__YOUR GOAL__. Listed below are entries; give the number of lines among them that include "color", and only that number.

>> START TASK INPUT

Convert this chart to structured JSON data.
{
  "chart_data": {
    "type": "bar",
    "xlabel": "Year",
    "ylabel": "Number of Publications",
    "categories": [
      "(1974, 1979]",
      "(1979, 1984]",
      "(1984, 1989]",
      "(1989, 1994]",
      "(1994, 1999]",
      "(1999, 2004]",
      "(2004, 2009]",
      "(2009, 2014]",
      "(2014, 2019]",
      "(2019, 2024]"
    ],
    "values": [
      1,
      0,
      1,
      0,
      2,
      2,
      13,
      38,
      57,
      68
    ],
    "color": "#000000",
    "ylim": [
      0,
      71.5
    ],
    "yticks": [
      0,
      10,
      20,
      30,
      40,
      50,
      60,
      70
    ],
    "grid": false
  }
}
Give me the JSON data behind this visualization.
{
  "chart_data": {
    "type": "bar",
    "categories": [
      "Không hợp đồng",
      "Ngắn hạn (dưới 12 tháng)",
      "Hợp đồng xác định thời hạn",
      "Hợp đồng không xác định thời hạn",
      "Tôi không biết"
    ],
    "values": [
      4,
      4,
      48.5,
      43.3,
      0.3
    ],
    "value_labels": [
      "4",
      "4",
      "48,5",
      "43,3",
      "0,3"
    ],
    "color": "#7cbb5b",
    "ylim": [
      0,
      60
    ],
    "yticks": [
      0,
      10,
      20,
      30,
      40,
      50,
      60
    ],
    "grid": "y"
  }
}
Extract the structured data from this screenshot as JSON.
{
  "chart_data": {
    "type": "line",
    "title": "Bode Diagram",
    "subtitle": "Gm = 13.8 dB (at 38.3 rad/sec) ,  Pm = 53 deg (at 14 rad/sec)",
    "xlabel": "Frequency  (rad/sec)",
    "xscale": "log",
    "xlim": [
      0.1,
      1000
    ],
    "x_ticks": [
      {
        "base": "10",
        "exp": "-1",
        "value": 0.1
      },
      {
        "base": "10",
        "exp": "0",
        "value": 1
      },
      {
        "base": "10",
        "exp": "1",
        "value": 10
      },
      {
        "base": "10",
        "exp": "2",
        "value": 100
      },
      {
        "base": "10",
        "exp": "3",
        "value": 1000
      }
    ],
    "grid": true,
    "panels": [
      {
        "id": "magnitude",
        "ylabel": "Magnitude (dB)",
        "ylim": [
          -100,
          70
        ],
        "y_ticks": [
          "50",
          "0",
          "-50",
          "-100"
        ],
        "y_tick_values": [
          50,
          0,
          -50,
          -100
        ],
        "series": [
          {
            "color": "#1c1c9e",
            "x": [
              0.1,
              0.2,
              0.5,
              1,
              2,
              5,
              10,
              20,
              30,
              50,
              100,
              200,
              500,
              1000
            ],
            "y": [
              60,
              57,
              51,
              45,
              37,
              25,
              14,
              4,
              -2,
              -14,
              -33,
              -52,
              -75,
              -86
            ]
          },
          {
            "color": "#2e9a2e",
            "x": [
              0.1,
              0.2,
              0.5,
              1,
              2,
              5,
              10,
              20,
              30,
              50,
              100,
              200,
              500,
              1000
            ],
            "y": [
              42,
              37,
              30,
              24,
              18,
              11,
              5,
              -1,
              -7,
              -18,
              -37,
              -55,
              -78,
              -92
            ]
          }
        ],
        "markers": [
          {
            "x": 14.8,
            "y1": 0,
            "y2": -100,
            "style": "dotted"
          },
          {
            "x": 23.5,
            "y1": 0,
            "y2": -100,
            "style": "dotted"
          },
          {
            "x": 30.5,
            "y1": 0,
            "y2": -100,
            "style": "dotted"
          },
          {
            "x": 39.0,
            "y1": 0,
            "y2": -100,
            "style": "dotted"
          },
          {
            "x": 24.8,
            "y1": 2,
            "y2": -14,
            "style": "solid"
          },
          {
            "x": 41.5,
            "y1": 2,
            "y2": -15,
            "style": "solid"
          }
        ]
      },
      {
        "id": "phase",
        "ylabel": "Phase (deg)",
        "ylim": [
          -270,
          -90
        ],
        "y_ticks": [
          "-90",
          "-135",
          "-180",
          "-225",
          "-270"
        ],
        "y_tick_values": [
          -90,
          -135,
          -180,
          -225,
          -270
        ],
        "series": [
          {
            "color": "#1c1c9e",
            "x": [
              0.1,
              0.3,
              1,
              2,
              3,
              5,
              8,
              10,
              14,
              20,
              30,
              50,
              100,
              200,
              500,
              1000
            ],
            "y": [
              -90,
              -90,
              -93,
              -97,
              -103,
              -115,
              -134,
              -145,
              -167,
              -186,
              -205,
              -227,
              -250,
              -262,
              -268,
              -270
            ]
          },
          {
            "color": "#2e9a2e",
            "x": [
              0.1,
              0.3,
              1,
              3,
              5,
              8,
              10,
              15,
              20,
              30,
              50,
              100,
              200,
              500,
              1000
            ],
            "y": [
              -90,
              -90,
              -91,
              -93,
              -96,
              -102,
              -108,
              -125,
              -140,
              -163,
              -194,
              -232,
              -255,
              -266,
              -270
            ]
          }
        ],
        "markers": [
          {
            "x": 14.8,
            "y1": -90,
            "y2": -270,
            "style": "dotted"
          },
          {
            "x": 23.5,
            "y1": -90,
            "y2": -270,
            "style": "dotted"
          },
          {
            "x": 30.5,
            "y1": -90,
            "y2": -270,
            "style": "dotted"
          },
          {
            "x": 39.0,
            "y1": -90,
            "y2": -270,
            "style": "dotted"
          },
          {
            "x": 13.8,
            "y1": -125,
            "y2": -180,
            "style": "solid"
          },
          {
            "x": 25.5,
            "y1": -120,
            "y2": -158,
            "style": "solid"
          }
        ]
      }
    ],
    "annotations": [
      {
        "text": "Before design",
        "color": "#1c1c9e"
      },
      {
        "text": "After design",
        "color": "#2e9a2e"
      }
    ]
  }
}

>> END TASK INPUT

__COMPLETED EXERCISE__. 8